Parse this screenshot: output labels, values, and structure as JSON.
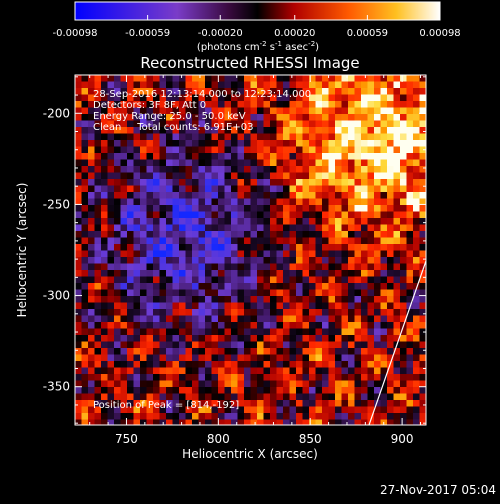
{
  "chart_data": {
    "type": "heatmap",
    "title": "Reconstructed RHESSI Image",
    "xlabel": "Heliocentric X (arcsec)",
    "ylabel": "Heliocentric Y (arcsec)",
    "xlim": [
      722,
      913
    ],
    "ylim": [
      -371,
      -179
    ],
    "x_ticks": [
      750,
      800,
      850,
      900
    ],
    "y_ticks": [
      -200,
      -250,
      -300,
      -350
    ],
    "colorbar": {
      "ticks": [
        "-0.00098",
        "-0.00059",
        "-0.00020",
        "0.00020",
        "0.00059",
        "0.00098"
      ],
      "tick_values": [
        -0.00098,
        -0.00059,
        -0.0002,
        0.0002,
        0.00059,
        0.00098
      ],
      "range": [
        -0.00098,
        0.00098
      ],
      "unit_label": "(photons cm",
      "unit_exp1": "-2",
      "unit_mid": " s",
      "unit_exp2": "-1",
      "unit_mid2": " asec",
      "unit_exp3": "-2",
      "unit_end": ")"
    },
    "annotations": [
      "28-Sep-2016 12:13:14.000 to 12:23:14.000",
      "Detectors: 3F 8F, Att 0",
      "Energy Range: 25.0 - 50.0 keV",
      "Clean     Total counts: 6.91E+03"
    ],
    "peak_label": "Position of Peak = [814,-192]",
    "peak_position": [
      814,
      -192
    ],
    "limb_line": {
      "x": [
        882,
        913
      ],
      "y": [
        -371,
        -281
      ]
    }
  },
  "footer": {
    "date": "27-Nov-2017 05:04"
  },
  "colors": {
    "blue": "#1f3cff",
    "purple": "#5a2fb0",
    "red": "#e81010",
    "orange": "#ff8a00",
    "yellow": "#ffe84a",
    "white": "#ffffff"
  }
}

_ _ _

[What needs to be done] Take the entries shown above and quote them verbatim, passing over the pictures.

[Full solution]
Parse this screenshot: output labels, values, and structure as JSON.
{
  "chart_data": {
    "type": "heatmap",
    "title": "Reconstructed RHESSI Image",
    "xlabel": "Heliocentric X (arcsec)",
    "ylabel": "Heliocentric Y (arcsec)",
    "xlim": [
      722,
      913
    ],
    "ylim": [
      -371,
      -179
    ],
    "x_ticks": [
      750,
      800,
      850,
      900
    ],
    "y_ticks": [
      -200,
      -250,
      -300,
      -350
    ],
    "colorbar": {
      "ticks": [
        "-0.00098",
        "-0.00059",
        "-0.00020",
        "0.00020",
        "0.00059",
        "0.00098"
      ],
      "tick_values": [
        -0.00098,
        -0.00059,
        -0.0002,
        0.0002,
        0.00059,
        0.00098
      ],
      "range": [
        -0.00098,
        0.00098
      ],
      "unit_label": "(photons cm",
      "unit_exp1": "-2",
      "unit_mid": " s",
      "unit_exp2": "-1",
      "unit_mid2": " asec",
      "unit_exp3": "-2",
      "unit_end": ")"
    },
    "annotations": [
      "28-Sep-2016 12:13:14.000 to 12:23:14.000",
      "Detectors: 3F 8F, Att 0",
      "Energy Range: 25.0 - 50.0 keV",
      "Clean     Total counts: 6.91E+03"
    ],
    "peak_label": "Position of Peak = [814,-192]",
    "peak_position": [
      814,
      -192
    ],
    "limb_line": {
      "x": [
        882,
        913
      ],
      "y": [
        -371,
        -281
      ]
    }
  },
  "footer": {
    "date": "27-Nov-2017 05:04"
  },
  "colors": {
    "blue": "#1f3cff",
    "purple": "#5a2fb0",
    "red": "#e81010",
    "orange": "#ff8a00",
    "yellow": "#ffe84a",
    "white": "#ffffff"
  }
}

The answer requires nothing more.